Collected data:

┏━━

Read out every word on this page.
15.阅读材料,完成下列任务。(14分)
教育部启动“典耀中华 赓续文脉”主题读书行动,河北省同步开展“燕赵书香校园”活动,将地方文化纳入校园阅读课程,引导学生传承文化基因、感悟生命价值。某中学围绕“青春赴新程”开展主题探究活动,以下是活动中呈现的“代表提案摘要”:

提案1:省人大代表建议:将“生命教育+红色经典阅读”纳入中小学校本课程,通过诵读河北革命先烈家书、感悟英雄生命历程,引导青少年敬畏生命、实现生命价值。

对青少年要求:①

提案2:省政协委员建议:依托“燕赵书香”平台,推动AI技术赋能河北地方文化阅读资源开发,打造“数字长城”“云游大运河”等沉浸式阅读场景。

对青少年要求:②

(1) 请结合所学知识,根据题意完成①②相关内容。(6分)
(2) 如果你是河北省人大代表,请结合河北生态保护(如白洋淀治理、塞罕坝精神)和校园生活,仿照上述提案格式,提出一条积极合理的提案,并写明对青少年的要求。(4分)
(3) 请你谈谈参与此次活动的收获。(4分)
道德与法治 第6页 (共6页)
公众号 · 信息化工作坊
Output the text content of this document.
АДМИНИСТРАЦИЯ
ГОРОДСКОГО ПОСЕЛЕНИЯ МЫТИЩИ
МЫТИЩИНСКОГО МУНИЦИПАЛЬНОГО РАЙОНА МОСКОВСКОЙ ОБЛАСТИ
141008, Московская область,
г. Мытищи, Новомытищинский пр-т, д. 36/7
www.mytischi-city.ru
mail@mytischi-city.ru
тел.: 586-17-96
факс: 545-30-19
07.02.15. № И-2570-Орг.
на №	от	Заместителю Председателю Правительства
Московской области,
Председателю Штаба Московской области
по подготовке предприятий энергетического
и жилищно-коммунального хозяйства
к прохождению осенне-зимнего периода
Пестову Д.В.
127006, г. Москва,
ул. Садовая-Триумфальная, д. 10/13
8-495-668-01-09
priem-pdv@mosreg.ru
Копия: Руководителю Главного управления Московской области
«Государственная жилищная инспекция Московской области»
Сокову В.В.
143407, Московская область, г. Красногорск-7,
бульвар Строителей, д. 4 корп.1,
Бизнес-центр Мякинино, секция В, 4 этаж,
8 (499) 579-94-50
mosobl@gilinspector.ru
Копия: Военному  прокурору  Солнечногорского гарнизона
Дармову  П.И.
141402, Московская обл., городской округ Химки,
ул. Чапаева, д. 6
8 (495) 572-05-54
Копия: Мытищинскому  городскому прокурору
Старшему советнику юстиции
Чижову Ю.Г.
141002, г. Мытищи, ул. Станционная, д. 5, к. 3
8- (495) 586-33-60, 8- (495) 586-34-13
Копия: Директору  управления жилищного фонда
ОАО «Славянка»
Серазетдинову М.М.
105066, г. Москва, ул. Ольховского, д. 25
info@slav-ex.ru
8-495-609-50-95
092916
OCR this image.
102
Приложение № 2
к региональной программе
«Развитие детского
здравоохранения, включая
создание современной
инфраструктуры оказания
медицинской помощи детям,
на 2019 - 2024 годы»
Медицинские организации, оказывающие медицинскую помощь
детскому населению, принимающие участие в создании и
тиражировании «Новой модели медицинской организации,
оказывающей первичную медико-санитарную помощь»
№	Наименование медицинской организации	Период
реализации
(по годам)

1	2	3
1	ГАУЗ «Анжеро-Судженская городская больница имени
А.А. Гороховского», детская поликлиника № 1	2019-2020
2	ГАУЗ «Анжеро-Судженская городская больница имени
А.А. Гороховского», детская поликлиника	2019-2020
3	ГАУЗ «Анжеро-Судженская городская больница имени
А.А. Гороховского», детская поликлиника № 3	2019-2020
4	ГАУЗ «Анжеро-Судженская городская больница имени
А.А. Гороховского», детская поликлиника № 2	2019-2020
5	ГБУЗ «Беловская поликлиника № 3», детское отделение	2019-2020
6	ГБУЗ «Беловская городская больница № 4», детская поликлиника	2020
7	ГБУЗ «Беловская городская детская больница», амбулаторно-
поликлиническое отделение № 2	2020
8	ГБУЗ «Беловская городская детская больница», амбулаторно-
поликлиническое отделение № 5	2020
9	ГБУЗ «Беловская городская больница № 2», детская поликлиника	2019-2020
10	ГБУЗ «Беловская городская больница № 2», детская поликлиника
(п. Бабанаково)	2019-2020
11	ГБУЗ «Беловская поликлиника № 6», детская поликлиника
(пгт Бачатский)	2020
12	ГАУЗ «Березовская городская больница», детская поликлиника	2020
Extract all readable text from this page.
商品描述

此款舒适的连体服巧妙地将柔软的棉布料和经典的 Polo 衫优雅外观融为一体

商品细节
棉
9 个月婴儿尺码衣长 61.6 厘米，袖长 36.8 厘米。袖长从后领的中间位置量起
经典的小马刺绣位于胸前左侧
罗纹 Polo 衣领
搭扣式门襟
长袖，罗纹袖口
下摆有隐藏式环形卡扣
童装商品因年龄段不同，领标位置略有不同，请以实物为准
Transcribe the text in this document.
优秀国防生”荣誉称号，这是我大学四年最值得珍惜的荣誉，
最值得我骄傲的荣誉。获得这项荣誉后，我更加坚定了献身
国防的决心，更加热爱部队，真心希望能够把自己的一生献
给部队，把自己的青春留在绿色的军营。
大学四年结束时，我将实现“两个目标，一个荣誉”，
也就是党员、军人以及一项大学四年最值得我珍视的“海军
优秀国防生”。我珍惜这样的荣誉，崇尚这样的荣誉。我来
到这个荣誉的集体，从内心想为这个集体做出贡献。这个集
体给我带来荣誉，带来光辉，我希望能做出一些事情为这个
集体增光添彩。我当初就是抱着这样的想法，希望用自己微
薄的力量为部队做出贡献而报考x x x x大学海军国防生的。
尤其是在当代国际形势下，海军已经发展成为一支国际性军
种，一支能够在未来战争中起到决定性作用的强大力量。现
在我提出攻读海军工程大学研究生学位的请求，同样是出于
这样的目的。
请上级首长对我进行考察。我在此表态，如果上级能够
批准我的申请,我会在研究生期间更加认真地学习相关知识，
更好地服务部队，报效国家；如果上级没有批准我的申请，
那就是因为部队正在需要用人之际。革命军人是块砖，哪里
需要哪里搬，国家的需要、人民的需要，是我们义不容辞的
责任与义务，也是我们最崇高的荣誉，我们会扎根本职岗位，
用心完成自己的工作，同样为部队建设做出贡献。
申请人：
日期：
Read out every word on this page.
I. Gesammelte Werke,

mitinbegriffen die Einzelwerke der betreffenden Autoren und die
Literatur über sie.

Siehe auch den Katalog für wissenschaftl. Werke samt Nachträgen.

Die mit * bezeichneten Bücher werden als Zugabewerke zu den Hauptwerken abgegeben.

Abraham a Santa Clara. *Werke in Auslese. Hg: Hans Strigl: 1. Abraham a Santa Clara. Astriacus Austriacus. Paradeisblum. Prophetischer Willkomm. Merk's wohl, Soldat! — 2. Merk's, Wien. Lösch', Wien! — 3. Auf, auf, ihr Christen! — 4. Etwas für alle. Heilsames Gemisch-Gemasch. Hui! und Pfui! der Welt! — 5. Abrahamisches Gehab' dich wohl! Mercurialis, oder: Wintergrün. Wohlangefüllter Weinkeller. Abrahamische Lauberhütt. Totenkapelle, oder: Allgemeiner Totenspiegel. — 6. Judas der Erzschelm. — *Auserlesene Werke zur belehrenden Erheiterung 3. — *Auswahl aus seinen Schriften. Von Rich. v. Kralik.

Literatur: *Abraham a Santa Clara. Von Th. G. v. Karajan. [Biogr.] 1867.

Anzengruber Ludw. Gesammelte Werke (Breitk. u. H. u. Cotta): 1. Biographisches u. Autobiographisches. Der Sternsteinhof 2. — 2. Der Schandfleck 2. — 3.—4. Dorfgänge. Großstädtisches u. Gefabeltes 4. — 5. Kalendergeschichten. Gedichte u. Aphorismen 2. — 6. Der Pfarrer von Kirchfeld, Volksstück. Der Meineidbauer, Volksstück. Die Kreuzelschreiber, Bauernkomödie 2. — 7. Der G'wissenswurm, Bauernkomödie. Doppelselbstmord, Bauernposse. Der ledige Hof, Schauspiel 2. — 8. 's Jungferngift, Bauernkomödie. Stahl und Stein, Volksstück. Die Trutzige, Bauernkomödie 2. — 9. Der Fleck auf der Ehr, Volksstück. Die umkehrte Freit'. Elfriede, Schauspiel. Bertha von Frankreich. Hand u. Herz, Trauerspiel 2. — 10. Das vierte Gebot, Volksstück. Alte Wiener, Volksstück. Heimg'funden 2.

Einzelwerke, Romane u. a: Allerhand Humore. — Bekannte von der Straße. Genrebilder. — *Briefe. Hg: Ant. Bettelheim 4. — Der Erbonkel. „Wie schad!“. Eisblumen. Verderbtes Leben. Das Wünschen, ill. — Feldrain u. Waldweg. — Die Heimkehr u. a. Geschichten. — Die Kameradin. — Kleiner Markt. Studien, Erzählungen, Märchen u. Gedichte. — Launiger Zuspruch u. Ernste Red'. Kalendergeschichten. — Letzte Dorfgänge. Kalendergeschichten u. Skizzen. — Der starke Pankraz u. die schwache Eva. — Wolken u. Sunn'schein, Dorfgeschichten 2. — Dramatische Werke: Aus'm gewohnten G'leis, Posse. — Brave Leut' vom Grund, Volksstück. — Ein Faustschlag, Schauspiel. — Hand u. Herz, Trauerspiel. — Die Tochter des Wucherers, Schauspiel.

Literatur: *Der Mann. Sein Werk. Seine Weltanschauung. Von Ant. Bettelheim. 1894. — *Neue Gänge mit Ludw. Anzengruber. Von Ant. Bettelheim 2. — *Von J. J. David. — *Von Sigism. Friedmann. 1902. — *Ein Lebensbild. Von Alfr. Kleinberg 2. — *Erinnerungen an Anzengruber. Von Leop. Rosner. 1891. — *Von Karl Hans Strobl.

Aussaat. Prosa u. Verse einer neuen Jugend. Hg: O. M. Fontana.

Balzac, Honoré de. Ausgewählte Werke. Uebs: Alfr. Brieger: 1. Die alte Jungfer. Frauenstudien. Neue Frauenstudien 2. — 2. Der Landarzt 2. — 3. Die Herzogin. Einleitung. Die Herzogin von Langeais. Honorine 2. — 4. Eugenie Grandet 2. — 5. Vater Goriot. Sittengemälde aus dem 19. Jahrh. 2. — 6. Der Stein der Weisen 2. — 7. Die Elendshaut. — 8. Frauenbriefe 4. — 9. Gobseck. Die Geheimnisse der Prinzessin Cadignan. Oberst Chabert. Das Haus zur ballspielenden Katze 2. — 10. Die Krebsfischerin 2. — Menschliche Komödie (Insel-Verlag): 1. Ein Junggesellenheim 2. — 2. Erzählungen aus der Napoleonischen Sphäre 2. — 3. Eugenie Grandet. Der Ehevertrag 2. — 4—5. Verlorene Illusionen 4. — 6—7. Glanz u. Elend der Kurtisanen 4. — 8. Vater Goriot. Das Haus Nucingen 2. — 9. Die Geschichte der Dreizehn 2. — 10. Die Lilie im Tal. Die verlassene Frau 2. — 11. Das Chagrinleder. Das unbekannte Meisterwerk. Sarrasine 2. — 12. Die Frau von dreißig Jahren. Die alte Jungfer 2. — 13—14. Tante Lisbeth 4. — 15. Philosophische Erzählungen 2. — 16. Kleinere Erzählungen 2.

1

┗━━

TASK DIRECTIONS
Find all the lines containing "优秀国防生" in the material, then copy them.

SOLUTION BELOW
优秀国防生”荣誉称号，这是我大学四年最值得珍惜的荣誉，
优秀国防生”。我珍惜这样的荣誉，崇尚这样的荣誉。我来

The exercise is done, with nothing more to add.